Data records →
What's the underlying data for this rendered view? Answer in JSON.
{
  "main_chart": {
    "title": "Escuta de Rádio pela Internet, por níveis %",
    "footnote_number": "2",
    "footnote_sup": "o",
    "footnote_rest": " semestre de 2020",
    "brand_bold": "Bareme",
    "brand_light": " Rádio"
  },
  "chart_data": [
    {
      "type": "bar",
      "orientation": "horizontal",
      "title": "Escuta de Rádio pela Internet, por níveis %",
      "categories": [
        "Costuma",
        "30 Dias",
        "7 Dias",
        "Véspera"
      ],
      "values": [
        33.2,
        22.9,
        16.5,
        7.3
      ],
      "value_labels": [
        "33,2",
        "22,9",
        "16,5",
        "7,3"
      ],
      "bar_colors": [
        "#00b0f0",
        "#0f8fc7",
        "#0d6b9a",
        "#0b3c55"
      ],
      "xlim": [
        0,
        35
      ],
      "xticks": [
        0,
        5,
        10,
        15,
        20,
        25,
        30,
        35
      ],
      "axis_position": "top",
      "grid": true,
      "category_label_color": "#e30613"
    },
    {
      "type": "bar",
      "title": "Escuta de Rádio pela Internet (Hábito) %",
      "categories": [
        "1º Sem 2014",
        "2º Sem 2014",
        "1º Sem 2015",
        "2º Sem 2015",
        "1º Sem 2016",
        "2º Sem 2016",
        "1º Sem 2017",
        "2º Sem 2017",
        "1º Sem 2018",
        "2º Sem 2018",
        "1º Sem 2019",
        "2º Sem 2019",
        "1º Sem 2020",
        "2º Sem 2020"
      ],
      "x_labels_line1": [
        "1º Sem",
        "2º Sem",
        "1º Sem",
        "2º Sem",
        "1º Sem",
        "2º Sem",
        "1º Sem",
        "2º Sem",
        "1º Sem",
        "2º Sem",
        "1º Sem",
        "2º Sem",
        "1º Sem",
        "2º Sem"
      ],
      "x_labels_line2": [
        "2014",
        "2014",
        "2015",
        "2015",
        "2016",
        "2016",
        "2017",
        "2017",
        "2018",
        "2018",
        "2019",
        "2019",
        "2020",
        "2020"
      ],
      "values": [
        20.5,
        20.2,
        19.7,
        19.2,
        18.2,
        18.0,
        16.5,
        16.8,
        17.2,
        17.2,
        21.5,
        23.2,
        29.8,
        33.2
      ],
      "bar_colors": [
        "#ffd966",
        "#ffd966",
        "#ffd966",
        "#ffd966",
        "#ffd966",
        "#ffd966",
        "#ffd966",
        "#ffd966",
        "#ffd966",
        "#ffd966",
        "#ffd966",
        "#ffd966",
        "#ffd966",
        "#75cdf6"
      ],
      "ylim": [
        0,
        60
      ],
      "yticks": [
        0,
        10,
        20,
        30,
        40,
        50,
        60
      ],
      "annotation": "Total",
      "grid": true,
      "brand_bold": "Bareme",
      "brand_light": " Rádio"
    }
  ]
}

Stated task →
Give the listing above again, word for word.

Full response →
What's the underlying data for this rendered view? Answer in JSON.
{
  "main_chart": {
    "title": "Escuta de Rádio pela Internet, por níveis %",
    "footnote_number": "2",
    "footnote_sup": "o",
    "footnote_rest": " semestre de 2020",
    "brand_bold": "Bareme",
    "brand_light": " Rádio"
  },
  "chart_data": [
    {
      "type": "bar",
      "orientation": "horizontal",
      "title": "Escuta de Rádio pela Internet, por níveis %",
      "categories": [
        "Costuma",
        "30 Dias",
        "7 Dias",
        "Véspera"
      ],
      "values": [
        33.2,
        22.9,
        16.5,
        7.3
      ],
      "value_labels": [
        "33,2",
        "22,9",
        "16,5",
        "7,3"
      ],
      "bar_colors": [
        "#00b0f0",
        "#0f8fc7",
        "#0d6b9a",
        "#0b3c55"
      ],
      "xlim": [
        0,
        35
      ],
      "xticks": [
        0,
        5,
        10,
        15,
        20,
        25,
        30,
        35
      ],
      "axis_position": "top",
      "grid": true,
      "category_label_color": "#e30613"
    },
    {
      "type": "bar",
      "title": "Escuta de Rádio pela Internet (Hábito) %",
      "categories": [
        "1º Sem 2014",
        "2º Sem 2014",
        "1º Sem 2015",
        "2º Sem 2015",
        "1º Sem 2016",
        "2º Sem 2016",
        "1º Sem 2017",
        "2º Sem 2017",
        "1º Sem 2018",
        "2º Sem 2018",
        "1º Sem 2019",
        "2º Sem 2019",
        "1º Sem 2020",
        "2º Sem 2020"
      ],
      "x_labels_line1": [
        "1º Sem",
        "2º Sem",
        "1º Sem",
        "2º Sem",
        "1º Sem",
        "2º Sem",
        "1º Sem",
        "2º Sem",
        "1º Sem",
        "2º Sem",
        "1º Sem",
        "2º Sem",
        "1º Sem",
        "2º Sem"
      ],
      "x_labels_line2": [
        "2014",
        "2014",
        "2015",
        "2015",
        "2016",
        "2016",
        "2017",
        "2017",
        "2018",
        "2018",
        "2019",
        "2019",
        "2020",
        "2020"
      ],
      "values": [
        20.5,
        20.2,
        19.7,
        19.2,
        18.2,
        18.0,
        16.5,
        16.8,
        17.2,
        17.2,
        21.5,
        23.2,
        29.8,
        33.2
      ],
      "bar_colors": [
        "#ffd966",
        "#ffd966",
        "#ffd966",
        "#ffd966",
        "#ffd966",
        "#ffd966",
        "#ffd966",
        "#ffd966",
        "#ffd966",
        "#ffd966",
        "#ffd966",
        "#ffd966",
        "#ffd966",
        "#75cdf6"
      ],
      "ylim": [
        0,
        60
      ],
      "yticks": [
        0,
        10,
        20,
        30,
        40,
        50,
        60
      ],
      "annotation": "Total",
      "grid": true,
      "brand_bold": "Bareme",
      "brand_light": " Rádio"
    }
  ]
}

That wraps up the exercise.